In the entries below, find the lines that contain the word "frac" and copy them.

(Data extracted from a collection)
'''

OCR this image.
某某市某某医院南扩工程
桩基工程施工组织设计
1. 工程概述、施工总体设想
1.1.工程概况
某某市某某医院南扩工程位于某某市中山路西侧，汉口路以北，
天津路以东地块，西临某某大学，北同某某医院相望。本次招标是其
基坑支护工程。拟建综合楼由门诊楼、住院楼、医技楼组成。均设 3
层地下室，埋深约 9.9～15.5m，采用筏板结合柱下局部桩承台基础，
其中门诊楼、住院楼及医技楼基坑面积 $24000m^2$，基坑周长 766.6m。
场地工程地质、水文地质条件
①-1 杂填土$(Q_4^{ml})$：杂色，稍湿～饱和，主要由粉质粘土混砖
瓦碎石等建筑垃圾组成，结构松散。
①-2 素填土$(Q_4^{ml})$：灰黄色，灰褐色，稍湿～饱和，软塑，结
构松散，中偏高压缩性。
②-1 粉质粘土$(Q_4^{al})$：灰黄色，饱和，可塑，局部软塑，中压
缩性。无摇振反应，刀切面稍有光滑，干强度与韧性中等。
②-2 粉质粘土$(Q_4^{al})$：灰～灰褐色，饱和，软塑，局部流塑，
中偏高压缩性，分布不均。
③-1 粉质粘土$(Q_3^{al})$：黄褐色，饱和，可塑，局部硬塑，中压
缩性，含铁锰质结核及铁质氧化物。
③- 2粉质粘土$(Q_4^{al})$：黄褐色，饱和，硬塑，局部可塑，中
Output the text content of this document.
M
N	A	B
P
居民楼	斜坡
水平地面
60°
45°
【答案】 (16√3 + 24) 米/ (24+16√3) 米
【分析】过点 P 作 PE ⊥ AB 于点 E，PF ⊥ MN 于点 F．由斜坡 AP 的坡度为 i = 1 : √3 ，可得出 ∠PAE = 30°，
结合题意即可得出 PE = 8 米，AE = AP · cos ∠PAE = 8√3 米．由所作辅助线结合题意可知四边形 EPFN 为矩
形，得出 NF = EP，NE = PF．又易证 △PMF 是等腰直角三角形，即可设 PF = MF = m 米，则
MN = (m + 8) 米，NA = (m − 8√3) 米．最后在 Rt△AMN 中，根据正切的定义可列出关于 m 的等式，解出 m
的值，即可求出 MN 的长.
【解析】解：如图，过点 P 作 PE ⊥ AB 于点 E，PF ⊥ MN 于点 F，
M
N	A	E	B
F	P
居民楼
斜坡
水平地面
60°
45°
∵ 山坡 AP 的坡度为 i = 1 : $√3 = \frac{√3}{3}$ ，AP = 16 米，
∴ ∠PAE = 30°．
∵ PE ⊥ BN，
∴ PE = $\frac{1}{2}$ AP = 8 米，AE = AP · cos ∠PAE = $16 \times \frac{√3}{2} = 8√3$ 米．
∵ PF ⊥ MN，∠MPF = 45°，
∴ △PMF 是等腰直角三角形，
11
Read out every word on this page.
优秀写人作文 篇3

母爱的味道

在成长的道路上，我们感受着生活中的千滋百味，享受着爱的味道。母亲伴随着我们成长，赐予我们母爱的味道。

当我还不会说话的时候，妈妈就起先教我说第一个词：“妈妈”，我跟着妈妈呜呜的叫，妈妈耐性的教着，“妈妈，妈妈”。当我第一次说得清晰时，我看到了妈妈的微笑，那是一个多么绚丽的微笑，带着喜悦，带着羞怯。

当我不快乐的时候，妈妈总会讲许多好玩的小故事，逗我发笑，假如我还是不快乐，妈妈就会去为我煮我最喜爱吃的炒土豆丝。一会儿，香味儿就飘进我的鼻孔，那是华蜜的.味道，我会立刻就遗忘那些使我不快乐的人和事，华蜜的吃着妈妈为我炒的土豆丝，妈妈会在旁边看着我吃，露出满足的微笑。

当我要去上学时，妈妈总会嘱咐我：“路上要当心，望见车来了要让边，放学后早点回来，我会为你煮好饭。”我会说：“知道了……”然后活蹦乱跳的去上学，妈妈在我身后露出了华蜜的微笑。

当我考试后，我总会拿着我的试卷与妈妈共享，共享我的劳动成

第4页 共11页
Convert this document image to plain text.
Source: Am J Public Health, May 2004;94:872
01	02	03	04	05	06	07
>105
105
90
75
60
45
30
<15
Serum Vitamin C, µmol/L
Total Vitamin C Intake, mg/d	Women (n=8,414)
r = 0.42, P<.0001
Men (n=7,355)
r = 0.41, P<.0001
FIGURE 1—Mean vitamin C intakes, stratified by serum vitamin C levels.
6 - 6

'''

_Result of this task_.
∵ 山坡 AP 的坡度为 i = 1 : $√3 = \frac{√3}{3}$ ，AP = 16 米，
∴ PE = $\frac{1}{2}$ AP = 8 米，AE = AP · cos ∠PAE = $16 \times \frac{√3}{2} = 8√3$ 米．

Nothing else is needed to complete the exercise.